*Task description:*
Write out each line of the material again, word for word.

*Data section:*
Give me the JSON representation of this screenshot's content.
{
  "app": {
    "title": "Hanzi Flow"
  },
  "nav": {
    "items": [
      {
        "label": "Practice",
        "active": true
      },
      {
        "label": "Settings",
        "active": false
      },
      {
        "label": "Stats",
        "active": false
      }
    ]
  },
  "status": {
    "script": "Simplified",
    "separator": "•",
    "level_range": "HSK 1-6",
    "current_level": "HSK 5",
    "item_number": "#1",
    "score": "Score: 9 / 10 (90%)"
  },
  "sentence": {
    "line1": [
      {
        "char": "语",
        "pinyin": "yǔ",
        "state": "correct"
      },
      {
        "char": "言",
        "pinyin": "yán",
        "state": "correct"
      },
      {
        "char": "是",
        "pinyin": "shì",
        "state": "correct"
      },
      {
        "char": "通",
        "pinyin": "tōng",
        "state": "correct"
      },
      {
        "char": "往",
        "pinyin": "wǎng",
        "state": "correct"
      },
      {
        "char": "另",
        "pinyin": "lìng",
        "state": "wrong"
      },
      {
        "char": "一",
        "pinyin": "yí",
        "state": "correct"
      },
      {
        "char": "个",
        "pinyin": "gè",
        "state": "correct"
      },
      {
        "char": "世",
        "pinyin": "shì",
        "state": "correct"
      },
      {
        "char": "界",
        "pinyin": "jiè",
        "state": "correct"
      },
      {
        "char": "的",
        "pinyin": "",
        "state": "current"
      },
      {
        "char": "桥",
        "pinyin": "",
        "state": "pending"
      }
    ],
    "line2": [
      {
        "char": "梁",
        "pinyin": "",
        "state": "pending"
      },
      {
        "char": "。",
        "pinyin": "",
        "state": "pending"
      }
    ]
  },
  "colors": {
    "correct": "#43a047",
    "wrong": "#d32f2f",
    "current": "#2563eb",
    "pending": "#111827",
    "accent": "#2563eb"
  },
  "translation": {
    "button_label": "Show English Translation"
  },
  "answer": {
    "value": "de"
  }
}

*The solution:*
Give me the JSON representation of this screenshot's content.
{
  "app": {
    "title": "Hanzi Flow"
  },
  "nav": {
    "items": [
      {
        "label": "Practice",
        "active": true
      },
      {
        "label": "Settings",
        "active": false
      },
      {
        "label": "Stats",
        "active": false
      }
    ]
  },
  "status": {
    "script": "Simplified",
    "separator": "•",
    "level_range": "HSK 1-6",
    "current_level": "HSK 5",
    "item_number": "#1",
    "score": "Score: 9 / 10 (90%)"
  },
  "sentence": {
    "line1": [
      {
        "char": "语",
        "pinyin": "yǔ",
        "state": "correct"
      },
      {
        "char": "言",
        "pinyin": "yán",
        "state": "correct"
      },
      {
        "char": "是",
        "pinyin": "shì",
        "state": "correct"
      },
      {
        "char": "通",
        "pinyin": "tōng",
        "state": "correct"
      },
      {
        "char": "往",
        "pinyin": "wǎng",
        "state": "correct"
      },
      {
        "char": "另",
        "pinyin": "lìng",
        "state": "wrong"
      },
      {
        "char": "一",
        "pinyin": "yí",
        "state": "correct"
      },
      {
        "char": "个",
        "pinyin": "gè",
        "state": "correct"
      },
      {
        "char": "世",
        "pinyin": "shì",
        "state": "correct"
      },
      {
        "char": "界",
        "pinyin": "jiè",
        "state": "correct"
      },
      {
        "char": "的",
        "pinyin": "",
        "state": "current"
      },
      {
        "char": "桥",
        "pinyin": "",
        "state": "pending"
      }
    ],
    "line2": [
      {
        "char": "梁",
        "pinyin": "",
        "state": "pending"
      },
      {
        "char": "。",
        "pinyin": "",
        "state": "pending"
      }
    ]
  },
  "colors": {
    "correct": "#43a047",
    "wrong": "#d32f2f",
    "current": "#2563eb",
    "pending": "#111827",
    "accent": "#2563eb"
  },
  "translation": {
    "button_label": "Show English Translation"
  },
  "answer": {
    "value": "de"
  }
}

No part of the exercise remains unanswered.